We note that A.R.S. § 12–1566(E) states that “[t]he obligation of a guarantor may be enforced without regard to this section in accordance with the terms and conditions of the contract between the lender and the guarantor,” but it limits such enforcement to “an action independent of any other action or judgment,” and provides that a guarantor “shall receive the same credit as the judgment debtor receives pursuant to this section or section 33–814.”
¶ 20 The legislative history also supports our conclusion that the fair market value determination cannot be waived. Section 33–814(A) has been in place since the adoption of the deed of trust statutes in 1971. The legislature amended § 33–814 in 1984 without substantive changes. See 1984 Ariz. Sess. Laws, ch. 121 (2nd Reg. Sess.). The legislature added subsection (B) in 1988, which provided for recovery against guarantors, and provided that such an action was “not subject to the time or fair market value limitations of subsection A.” 1988 Ariz. Sess. Laws, ch. 22, § 1 (2nd Reg. Sess.).

_ _ _ _ _ _ _

◆ Instruction a ◆
According to the passage on Arizona's deed of trust statutes, in what year did the legislature add subsection (B) to § 33–814?

_ _ _ _ _ _ _

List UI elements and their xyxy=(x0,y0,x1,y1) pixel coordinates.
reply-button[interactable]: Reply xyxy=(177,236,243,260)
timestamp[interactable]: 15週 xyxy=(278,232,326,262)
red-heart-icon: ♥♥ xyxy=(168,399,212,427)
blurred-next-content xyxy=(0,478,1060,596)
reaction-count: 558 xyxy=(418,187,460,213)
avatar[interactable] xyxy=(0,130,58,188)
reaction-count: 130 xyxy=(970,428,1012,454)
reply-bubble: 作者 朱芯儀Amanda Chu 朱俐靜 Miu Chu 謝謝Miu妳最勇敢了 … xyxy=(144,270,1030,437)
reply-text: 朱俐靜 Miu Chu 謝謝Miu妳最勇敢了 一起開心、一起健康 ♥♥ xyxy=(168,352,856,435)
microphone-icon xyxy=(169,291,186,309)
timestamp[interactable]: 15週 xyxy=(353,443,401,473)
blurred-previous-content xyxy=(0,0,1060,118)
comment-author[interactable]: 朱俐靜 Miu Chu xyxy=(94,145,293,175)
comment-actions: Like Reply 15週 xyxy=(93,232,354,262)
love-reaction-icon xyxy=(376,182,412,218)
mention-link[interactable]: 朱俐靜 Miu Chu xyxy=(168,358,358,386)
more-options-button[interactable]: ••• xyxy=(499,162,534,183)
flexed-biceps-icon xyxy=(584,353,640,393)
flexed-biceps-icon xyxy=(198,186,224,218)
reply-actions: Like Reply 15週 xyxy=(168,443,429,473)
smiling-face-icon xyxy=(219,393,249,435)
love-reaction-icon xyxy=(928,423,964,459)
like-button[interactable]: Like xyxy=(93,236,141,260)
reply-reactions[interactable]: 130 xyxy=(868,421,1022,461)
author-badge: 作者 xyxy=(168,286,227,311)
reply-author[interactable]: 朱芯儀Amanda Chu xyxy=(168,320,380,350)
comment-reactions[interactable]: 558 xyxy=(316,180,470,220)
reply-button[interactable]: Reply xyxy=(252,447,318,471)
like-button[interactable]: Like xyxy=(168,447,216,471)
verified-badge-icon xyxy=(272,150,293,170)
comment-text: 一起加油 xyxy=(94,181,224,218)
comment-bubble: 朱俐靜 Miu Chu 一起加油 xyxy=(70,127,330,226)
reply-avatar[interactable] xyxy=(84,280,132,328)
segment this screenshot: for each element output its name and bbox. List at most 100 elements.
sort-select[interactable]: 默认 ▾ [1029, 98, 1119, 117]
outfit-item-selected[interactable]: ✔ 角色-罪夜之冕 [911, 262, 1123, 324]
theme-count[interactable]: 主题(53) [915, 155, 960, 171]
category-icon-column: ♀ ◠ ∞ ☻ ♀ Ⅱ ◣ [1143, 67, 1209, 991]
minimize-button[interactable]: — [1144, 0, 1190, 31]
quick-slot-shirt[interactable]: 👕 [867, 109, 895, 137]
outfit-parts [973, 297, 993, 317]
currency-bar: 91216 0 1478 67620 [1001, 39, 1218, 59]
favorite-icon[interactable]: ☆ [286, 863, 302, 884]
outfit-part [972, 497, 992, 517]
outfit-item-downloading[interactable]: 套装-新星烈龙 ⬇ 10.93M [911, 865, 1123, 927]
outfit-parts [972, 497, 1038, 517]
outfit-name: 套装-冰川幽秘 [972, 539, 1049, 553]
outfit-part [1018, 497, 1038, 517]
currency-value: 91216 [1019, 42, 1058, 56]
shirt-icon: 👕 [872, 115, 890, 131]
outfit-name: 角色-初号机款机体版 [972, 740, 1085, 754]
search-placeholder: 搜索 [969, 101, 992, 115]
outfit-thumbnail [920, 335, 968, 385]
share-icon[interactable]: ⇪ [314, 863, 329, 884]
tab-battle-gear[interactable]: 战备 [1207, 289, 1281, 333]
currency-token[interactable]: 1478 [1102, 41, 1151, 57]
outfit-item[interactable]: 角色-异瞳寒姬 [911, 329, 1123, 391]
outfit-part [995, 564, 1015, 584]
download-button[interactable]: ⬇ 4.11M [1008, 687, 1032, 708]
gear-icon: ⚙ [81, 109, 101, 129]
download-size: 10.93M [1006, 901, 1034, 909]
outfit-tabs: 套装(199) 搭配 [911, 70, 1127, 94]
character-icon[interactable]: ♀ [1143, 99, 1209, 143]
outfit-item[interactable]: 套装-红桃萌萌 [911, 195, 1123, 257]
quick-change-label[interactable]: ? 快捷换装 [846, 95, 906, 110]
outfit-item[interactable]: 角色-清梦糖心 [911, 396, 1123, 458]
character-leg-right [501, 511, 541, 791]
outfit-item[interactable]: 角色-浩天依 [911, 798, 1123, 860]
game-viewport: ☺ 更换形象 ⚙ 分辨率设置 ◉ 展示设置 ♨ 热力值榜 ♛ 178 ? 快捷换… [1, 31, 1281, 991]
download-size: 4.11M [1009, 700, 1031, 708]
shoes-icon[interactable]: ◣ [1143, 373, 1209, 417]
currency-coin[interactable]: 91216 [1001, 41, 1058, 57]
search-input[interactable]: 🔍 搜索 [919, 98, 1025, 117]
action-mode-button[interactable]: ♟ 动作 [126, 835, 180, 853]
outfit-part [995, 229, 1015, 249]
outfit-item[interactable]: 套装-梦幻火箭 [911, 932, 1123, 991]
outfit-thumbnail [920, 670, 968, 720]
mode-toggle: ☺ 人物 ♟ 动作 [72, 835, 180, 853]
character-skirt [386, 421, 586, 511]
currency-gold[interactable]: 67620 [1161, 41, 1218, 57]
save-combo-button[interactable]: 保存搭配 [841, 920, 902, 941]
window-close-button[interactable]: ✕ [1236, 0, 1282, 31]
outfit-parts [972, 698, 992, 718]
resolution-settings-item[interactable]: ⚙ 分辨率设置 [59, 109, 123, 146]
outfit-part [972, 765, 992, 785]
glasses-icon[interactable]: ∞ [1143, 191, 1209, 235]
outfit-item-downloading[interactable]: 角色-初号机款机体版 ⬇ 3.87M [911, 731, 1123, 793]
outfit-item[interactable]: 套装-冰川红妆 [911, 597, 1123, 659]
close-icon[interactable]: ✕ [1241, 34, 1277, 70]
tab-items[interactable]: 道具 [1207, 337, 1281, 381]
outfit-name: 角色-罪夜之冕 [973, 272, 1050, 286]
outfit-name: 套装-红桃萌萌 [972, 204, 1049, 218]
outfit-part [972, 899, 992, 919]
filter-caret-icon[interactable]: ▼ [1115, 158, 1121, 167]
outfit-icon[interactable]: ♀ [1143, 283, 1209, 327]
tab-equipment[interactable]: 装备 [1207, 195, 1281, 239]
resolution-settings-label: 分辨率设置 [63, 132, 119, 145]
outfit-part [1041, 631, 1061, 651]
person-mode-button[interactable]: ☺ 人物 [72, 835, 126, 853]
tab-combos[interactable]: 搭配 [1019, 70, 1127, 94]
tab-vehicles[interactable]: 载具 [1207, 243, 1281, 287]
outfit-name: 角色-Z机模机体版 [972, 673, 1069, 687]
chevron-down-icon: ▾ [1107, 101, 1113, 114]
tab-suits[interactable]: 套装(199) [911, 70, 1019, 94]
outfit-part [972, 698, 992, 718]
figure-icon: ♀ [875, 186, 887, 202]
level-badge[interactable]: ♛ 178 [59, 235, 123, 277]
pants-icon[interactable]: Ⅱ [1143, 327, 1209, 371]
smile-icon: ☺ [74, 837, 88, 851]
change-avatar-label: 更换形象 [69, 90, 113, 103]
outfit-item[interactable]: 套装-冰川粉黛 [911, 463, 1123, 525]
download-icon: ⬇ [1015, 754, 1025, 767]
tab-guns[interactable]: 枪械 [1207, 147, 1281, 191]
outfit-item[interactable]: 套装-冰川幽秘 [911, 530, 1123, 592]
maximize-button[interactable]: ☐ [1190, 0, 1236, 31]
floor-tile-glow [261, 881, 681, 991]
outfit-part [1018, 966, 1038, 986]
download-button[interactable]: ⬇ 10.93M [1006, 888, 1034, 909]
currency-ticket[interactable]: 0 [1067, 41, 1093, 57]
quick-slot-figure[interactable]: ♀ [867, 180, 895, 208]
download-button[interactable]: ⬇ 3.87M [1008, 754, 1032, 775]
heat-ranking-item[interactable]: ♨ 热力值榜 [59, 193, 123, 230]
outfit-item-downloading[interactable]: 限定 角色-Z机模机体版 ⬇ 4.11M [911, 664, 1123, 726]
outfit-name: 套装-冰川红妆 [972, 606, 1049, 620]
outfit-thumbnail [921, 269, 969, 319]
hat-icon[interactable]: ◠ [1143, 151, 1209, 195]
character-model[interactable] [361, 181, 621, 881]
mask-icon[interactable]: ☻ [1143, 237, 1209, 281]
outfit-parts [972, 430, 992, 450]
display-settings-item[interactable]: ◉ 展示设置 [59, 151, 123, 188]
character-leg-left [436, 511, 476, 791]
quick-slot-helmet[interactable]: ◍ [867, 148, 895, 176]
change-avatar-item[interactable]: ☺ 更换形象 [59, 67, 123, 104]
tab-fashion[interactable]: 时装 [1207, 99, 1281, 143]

_ _ _ _ _ _ _

◆ Instruction b ◆
Reproduce the listing word for word. Begin at its first line and stop after the line that contains "blurred-next-content xyxy=(0,478,1060,596)".

◆ Response a ◆
1988

◆ Response b ◆
List UI elements and their xyxy=(x0,y0,x1,y1) pixel coordinates.
reply-button[interactable]: Reply xyxy=(177,236,243,260)
timestamp[interactable]: 15週 xyxy=(278,232,326,262)
red-heart-icon: ♥♥ xyxy=(168,399,212,427)
blurred-next-content xyxy=(0,478,1060,596)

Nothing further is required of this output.